### GIVEN RECORDS

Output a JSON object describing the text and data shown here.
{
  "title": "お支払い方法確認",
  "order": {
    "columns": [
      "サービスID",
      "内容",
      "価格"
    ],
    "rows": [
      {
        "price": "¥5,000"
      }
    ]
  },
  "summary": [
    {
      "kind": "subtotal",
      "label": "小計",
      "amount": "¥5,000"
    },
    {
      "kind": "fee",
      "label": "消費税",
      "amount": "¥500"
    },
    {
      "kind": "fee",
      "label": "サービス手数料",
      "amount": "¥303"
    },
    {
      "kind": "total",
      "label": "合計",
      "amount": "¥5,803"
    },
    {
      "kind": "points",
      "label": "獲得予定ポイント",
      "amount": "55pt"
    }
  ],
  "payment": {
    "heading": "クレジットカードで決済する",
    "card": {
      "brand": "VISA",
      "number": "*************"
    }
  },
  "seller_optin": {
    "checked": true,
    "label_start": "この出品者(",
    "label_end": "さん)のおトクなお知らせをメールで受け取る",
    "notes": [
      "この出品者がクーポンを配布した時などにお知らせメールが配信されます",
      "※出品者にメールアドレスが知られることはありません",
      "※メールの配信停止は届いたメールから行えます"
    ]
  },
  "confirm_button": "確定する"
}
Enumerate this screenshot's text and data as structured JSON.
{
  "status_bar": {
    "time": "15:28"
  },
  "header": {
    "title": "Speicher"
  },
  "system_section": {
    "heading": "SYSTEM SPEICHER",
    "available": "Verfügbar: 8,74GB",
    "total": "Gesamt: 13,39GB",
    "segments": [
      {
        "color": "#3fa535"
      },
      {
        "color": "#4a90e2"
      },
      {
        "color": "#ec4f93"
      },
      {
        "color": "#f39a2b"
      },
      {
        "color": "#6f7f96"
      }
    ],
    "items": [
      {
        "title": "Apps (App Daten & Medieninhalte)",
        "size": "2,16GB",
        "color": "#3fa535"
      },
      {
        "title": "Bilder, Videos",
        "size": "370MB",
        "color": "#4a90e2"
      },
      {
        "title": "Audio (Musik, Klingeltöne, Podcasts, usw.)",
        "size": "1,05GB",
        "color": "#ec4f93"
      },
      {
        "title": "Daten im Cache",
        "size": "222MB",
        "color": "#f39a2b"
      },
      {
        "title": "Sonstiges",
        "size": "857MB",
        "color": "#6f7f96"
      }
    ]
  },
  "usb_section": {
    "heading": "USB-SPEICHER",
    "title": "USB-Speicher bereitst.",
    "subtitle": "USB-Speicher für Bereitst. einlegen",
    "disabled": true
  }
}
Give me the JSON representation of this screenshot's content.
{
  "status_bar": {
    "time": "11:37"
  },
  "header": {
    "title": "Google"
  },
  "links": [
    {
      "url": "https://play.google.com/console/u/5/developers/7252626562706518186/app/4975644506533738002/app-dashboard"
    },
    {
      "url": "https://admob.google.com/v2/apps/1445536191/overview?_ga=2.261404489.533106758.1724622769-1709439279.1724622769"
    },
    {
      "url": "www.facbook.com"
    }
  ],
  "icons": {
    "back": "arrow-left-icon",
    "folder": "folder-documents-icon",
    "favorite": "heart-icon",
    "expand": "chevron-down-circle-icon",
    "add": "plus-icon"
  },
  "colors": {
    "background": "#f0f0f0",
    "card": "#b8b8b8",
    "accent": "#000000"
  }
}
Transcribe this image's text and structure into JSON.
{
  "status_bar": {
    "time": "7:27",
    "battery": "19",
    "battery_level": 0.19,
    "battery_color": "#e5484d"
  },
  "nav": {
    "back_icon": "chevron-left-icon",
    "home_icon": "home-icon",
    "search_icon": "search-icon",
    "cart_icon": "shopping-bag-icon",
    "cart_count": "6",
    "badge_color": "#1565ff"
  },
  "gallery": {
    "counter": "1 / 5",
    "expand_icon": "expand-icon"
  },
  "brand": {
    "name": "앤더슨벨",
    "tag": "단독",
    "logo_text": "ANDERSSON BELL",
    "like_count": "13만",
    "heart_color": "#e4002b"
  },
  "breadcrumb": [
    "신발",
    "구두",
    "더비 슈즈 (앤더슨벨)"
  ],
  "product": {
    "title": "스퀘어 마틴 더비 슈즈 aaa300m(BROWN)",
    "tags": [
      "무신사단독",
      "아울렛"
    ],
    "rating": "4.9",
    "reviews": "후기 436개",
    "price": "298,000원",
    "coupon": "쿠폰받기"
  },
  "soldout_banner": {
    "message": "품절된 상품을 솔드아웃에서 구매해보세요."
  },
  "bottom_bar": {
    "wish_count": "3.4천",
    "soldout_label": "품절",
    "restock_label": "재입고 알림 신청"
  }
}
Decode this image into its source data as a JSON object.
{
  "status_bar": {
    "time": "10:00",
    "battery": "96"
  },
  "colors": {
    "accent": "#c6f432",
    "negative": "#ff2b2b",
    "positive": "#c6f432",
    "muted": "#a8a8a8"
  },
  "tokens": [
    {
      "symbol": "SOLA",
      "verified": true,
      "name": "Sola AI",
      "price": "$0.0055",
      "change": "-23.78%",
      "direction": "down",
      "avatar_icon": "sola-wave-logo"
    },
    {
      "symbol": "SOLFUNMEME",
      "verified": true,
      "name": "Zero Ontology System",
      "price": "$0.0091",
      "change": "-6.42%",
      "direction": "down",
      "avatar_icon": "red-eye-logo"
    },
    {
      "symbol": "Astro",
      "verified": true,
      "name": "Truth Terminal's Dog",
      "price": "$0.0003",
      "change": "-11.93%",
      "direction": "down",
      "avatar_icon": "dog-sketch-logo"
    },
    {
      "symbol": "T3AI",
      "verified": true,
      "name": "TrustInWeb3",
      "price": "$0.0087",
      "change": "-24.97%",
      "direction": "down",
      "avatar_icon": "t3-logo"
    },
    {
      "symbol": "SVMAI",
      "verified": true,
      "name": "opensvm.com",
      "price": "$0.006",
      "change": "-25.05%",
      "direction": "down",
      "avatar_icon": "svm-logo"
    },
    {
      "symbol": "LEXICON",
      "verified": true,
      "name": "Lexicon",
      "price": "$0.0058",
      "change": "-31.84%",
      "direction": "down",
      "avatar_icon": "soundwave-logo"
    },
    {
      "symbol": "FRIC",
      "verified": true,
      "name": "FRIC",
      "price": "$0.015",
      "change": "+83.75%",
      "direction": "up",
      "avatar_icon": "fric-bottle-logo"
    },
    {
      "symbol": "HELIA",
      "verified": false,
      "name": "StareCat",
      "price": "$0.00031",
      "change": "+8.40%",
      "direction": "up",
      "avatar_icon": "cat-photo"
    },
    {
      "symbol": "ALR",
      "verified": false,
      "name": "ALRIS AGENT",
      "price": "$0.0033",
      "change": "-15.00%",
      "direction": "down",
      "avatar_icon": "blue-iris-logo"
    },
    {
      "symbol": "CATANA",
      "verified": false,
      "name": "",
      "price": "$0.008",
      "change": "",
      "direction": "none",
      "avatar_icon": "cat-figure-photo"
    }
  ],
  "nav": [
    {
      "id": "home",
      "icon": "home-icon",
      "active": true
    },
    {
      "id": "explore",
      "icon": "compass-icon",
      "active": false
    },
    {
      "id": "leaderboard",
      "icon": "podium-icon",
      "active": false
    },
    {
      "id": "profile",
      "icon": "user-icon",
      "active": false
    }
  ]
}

######

STATED EXERCISE
Using the data above, print every record exactly as shown.

RESPONSE FOR THIS EXERCISE
Output a JSON object describing the text and data shown here.
{
  "title": "お支払い方法確認",
  "order": {
    "columns": [
      "サービスID",
      "内容",
      "価格"
    ],
    "rows": [
      {
        "price": "¥5,000"
      }
    ]
  },
  "summary": [
    {
      "kind": "subtotal",
      "label": "小計",
      "amount": "¥5,000"
    },
    {
      "kind": "fee",
      "label": "消費税",
      "amount": "¥500"
    },
    {
      "kind": "fee",
      "label": "サービス手数料",
      "amount": "¥303"
    },
    {
      "kind": "total",
      "label": "合計",
      "amount": "¥5,803"
    },
    {
      "kind": "points",
      "label": "獲得予定ポイント",
      "amount": "55pt"
    }
  ],
  "payment": {
    "heading": "クレジットカードで決済する",
    "card": {
      "brand": "VISA",
      "number": "*************"
    }
  },
  "seller_optin": {
    "checked": true,
    "label_start": "この出品者(",
    "label_end": "さん)のおトクなお知らせをメールで受け取る",
    "notes": [
      "この出品者がクーポンを配布した時などにお知らせメールが配信されます",
      "※出品者にメールアドレスが知られることはありません",
      "※メールの配信停止は届いたメールから行えます"
    ]
  },
  "confirm_button": "確定する"
}
Enumerate this screenshot's text and data as structured JSON.
{
  "status_bar": {
    "time": "15:28"
  },
  "header": {
    "title": "Speicher"
  },
  "system_section": {
    "heading": "SYSTEM SPEICHER",
    "available": "Verfügbar: 8,74GB",
    "total": "Gesamt: 13,39GB",
    "segments": [
      {
        "color": "#3fa535"
      },
      {
        "color": "#4a90e2"
      },
      {
        "color": "#ec4f93"
      },
      {
        "color": "#f39a2b"
      },
      {
        "color": "#6f7f96"
      }
    ],
    "items": [
      {
        "title": "Apps (App Daten & Medieninhalte)",
        "size": "2,16GB",
        "color": "#3fa535"
      },
      {
        "title": "Bilder, Videos",
        "size": "370MB",
        "color": "#4a90e2"
      },
      {
        "title": "Audio (Musik, Klingeltöne, Podcasts, usw.)",
        "size": "1,05GB",
        "color": "#ec4f93"
      },
      {
        "title": "Daten im Cache",
        "size": "222MB",
        "color": "#f39a2b"
      },
      {
        "title": "Sonstiges",
        "size": "857MB",
        "color": "#6f7f96"
      }
    ]
  },
  "usb_section": {
    "heading": "USB-SPEICHER",
    "title": "USB-Speicher bereitst.",
    "subtitle": "USB-Speicher für Bereitst. einlegen",
    "disabled": true
  }
}
Give me the JSON representation of this screenshot's content.
{
  "status_bar": {
    "time": "11:37"
  },
  "header": {
    "title": "Google"
  },
  "links": [
    {
      "url": "https://play.google.com/console/u/5/developers/7252626562706518186/app/4975644506533738002/app-dashboard"
    },
    {
      "url": "https://admob.google.com/v2/apps/1445536191/overview?_ga=2.261404489.533106758.1724622769-1709439279.1724622769"
    },
    {
      "url": "www.facbook.com"
    }
  ],
  "icons": {
    "back": "arrow-left-icon",
    "folder": "folder-documents-icon",
    "favorite": "heart-icon",
    "expand": "chevron-down-circle-icon",
    "add": "plus-icon"
  },
  "colors": {
    "background": "#f0f0f0",
    "card": "#b8b8b8",
    "accent": "#000000"
  }
}
Transcribe this image's text and structure into JSON.
{
  "status_bar": {
    "time": "7:27",
    "battery": "19",
    "battery_level": 0.19,
    "battery_color": "#e5484d"
  },
  "nav": {
    "back_icon": "chevron-left-icon",
    "home_icon": "home-icon",
    "search_icon": "search-icon",
    "cart_icon": "shopping-bag-icon",
    "cart_count": "6",
    "badge_color": "#1565ff"
  },
  "gallery": {
    "counter": "1 / 5",
    "expand_icon": "expand-icon"
  },
  "brand": {
    "name": "앤더슨벨",
    "tag": "단독",
    "logo_text": "ANDERSSON BELL",
    "like_count": "13만",
    "heart_color": "#e4002b"
  },
  "breadcrumb": [
    "신발",
    "구두",
    "더비 슈즈 (앤더슨벨)"
  ],
  "product": {
    "title": "스퀘어 마틴 더비 슈즈 aaa300m(BROWN)",
    "tags": [
      "무신사단독",
      "아울렛"
    ],
    "rating": "4.9",
    "reviews": "후기 436개",
    "price": "298,000원",
    "coupon": "쿠폰받기"
  },
  "soldout_banner": {
    "message": "품절된 상품을 솔드아웃에서 구매해보세요."
  },
  "bottom_bar": {
    "wish_count": "3.4천",
    "soldout_label": "품절",
    "restock_label": "재입고 알림 신청"
  }
}
Decode this image into its source data as a JSON object.
{
  "status_bar": {
    "time": "10:00",
    "battery": "96"
  },
  "colors": {
    "accent": "#c6f432",
    "negative": "#ff2b2b",
    "positive": "#c6f432",
    "muted": "#a8a8a8"
  },
  "tokens": [
    {
      "symbol": "SOLA",
      "verified": true,
      "name": "Sola AI",
      "price": "$0.0055",
      "change": "-23.78%",
      "direction": "down",
      "avatar_icon": "sola-wave-logo"
    },
    {
      "symbol": "SOLFUNMEME",
      "verified": true,
      "name": "Zero Ontology System",
      "price": "$0.0091",
      "change": "-6.42%",
      "direction": "down",
      "avatar_icon": "red-eye-logo"
    },
    {
      "symbol": "Astro",
      "verified": true,
      "name": "Truth Terminal's Dog",
      "price": "$0.0003",
      "change": "-11.93%",
      "direction": "down",
      "avatar_icon": "dog-sketch-logo"
    },
    {
      "symbol": "T3AI",
      "verified": true,
      "name": "TrustInWeb3",
      "price": "$0.0087",
      "change": "-24.97%",
      "direction": "down",
      "avatar_icon": "t3-logo"
    },
    {
      "symbol": "SVMAI",
      "verified": true,
      "name": "opensvm.com",
      "price": "$0.006",
      "change": "-25.05%",
      "direction": "down",
      "avatar_icon": "svm-logo"
    },
    {
      "symbol": "LEXICON",
      "verified": true,
      "name": "Lexicon",
      "price": "$0.0058",
      "change": "-31.84%",
      "direction": "down",
      "avatar_icon": "soundwave-logo"
    },
    {
      "symbol": "FRIC",
      "verified": true,
      "name": "FRIC",
      "price": "$0.015",
      "change": "+83.75%",
      "direction": "up",
      "avatar_icon": "fric-bottle-logo"
    },
    {
      "symbol": "HELIA",
      "verified": false,
      "name": "StareCat",
      "price": "$0.00031",
      "change": "+8.40%",
      "direction": "up",
      "avatar_icon": "cat-photo"
    },
    {
      "symbol": "ALR",
      "verified": false,
      "name": "ALRIS AGENT",
      "price": "$0.0033",
      "change": "-15.00%",
      "direction": "down",
      "avatar_icon": "blue-iris-logo"
    },
    {
      "symbol": "CATANA",
      "verified": false,
      "name": "",
      "price": "$0.008",
      "change": "",
      "direction": "none",
      "avatar_icon": "cat-figure-photo"
    }
  ],
  "nav": [
    {
      "id": "home",
      "icon": "home-icon",
      "active": true
    },
    {
      "id": "explore",
      "icon": "compass-icon",
      "active": false
    },
    {
      "id": "leaderboard",
      "icon": "podium-icon",
      "active": false
    },
    {
      "id": "profile",
      "icon": "user-icon",
      "active": false
    }
  ]
}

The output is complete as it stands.